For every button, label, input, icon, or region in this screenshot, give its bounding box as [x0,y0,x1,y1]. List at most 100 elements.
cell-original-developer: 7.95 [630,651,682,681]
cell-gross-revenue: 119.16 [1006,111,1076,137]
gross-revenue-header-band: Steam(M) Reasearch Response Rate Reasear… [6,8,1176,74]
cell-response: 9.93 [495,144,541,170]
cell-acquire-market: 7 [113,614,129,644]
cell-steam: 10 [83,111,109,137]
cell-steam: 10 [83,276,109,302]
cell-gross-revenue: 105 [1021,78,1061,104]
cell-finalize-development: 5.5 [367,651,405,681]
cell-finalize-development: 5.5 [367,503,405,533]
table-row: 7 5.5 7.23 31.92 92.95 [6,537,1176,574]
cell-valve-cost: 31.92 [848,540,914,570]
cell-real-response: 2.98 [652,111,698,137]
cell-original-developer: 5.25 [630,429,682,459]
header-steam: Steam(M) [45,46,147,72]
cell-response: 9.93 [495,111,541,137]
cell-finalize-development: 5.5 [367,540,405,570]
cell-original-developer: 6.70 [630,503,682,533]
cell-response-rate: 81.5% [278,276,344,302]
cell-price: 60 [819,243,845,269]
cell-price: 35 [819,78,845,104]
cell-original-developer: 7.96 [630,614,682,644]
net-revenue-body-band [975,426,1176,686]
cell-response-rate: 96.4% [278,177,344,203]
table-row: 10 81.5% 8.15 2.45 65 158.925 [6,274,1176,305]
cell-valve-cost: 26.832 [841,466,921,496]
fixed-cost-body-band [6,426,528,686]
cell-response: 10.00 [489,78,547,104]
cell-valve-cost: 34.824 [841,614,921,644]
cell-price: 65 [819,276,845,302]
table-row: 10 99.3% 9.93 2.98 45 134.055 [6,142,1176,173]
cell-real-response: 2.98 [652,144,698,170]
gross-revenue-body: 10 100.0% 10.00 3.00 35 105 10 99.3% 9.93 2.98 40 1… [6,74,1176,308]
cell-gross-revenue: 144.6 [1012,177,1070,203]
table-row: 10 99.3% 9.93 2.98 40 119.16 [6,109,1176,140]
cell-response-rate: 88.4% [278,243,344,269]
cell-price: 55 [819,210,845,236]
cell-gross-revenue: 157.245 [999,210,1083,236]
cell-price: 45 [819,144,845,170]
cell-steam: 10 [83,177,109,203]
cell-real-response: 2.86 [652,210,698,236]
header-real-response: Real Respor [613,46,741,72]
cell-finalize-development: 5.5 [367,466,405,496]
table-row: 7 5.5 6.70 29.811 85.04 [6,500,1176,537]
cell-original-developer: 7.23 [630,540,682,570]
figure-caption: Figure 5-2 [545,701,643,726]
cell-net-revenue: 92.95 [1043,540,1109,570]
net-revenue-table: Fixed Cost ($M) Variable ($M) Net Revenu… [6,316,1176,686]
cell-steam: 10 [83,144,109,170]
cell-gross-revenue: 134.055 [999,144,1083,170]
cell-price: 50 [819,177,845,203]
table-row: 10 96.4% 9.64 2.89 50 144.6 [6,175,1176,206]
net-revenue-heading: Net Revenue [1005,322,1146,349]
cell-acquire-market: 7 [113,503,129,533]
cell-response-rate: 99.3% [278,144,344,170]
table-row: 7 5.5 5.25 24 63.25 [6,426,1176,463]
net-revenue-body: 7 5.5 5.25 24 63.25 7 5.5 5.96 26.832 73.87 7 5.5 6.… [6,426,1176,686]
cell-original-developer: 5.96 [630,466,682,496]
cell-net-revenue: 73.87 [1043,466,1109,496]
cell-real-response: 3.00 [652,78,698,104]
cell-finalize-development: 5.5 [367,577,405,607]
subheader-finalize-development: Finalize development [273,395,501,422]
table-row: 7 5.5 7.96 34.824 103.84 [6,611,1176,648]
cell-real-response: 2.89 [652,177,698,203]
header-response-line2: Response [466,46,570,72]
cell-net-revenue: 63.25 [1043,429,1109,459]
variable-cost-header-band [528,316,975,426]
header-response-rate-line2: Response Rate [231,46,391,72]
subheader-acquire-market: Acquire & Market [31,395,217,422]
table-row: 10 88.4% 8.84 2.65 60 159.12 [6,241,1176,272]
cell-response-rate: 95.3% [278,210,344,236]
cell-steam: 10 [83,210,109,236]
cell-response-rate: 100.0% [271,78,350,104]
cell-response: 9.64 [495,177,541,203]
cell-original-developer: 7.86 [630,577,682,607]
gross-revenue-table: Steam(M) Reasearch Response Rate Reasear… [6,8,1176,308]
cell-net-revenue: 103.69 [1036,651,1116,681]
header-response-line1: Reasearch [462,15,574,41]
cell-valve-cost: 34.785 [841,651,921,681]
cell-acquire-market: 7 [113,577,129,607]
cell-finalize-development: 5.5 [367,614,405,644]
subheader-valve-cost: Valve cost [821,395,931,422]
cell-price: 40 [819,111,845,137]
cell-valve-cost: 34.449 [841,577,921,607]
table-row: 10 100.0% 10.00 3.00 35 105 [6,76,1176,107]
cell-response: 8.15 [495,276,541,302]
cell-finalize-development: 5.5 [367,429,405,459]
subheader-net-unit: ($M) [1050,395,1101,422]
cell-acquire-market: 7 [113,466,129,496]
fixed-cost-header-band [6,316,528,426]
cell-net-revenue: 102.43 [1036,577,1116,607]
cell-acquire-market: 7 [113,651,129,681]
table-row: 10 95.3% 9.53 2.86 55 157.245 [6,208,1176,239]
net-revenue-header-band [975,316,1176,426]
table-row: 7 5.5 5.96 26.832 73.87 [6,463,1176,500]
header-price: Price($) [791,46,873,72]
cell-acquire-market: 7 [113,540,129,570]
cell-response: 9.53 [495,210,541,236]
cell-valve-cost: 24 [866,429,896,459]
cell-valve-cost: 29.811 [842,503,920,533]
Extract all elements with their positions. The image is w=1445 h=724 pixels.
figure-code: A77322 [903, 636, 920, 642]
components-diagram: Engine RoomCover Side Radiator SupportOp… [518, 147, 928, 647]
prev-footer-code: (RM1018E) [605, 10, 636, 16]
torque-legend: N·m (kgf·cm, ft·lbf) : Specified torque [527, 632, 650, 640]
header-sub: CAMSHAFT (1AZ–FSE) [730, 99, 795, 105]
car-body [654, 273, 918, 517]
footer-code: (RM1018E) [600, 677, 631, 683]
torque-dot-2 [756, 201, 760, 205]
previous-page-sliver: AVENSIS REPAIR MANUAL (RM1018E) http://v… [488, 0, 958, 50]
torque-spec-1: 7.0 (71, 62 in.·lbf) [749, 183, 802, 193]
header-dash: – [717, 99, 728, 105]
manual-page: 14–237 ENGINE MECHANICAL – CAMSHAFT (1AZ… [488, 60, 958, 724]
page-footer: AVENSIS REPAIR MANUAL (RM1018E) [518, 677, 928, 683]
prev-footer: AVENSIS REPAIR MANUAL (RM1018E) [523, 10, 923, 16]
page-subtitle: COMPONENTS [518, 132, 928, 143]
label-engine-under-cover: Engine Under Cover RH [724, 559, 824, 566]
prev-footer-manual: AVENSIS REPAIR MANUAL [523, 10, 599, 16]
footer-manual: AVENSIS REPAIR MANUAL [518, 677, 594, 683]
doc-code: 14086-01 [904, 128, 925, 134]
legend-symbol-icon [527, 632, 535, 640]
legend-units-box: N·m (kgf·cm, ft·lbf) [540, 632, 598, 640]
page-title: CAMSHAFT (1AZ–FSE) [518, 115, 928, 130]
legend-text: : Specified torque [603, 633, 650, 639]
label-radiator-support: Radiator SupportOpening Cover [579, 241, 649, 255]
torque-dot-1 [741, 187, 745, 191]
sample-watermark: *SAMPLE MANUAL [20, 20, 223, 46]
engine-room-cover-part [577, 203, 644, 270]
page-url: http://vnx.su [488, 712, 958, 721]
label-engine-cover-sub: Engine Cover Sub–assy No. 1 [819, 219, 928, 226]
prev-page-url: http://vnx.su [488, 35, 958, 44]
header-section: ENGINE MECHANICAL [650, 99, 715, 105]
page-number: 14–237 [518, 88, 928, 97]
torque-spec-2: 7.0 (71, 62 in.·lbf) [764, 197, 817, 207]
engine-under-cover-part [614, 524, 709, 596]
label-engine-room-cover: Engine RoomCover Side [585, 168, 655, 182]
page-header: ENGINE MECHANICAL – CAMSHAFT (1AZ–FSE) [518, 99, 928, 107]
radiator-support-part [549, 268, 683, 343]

▸ **Goal**
Copy the listing word for word, from its first line through the line that contains "cell-finalize-development: 5.5 [367,540,405,570]". Include both of those lines.

▸ **The reply**
For every button, label, input, icon, or region in this screenshot, give its bounding box as [x0,y0,x1,y1]. List at most 100 elements.
cell-original-developer: 7.95 [630,651,682,681]
cell-gross-revenue: 119.16 [1006,111,1076,137]
gross-revenue-header-band: Steam(M) Reasearch Response Rate Reasear… [6,8,1176,74]
cell-response: 9.93 [495,144,541,170]
cell-acquire-market: 7 [113,614,129,644]
cell-steam: 10 [83,111,109,137]
cell-steam: 10 [83,276,109,302]
cell-gross-revenue: 105 [1021,78,1061,104]
cell-finalize-development: 5.5 [367,651,405,681]
cell-finalize-development: 5.5 [367,503,405,533]
table-row: 7 5.5 7.23 31.92 92.95 [6,537,1176,574]
cell-valve-cost: 31.92 [848,540,914,570]
cell-real-response: 2.98 [652,111,698,137]
cell-original-developer: 5.25 [630,429,682,459]
header-steam: Steam(M) [45,46,147,72]
cell-response: 9.93 [495,111,541,137]
cell-finalize-development: 5.5 [367,540,405,570]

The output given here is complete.